# TASK PROMPT:
Figure out how many lines of the material below contain the word "головы". Answer with the number only.
** Start INFORMATION PROVIDED **
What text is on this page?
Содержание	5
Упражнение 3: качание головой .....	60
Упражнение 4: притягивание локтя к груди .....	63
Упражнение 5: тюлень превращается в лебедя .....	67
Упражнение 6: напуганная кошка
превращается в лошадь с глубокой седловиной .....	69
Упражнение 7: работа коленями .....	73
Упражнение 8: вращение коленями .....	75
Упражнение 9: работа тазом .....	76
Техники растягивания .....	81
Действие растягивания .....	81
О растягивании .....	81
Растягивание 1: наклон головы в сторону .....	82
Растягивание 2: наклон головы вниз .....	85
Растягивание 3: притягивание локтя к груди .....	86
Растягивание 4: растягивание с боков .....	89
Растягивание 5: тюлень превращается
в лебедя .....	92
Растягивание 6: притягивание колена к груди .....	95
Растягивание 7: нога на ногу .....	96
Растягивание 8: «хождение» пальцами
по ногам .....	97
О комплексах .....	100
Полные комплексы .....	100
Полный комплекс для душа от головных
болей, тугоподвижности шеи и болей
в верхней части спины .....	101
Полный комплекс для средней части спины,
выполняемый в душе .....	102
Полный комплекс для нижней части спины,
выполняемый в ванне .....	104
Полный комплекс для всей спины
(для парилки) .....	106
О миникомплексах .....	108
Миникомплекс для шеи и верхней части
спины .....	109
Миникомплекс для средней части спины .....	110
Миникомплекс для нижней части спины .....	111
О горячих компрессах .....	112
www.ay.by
** End INFORMATION PROVIDED **
# EXERCISE RESULT:
2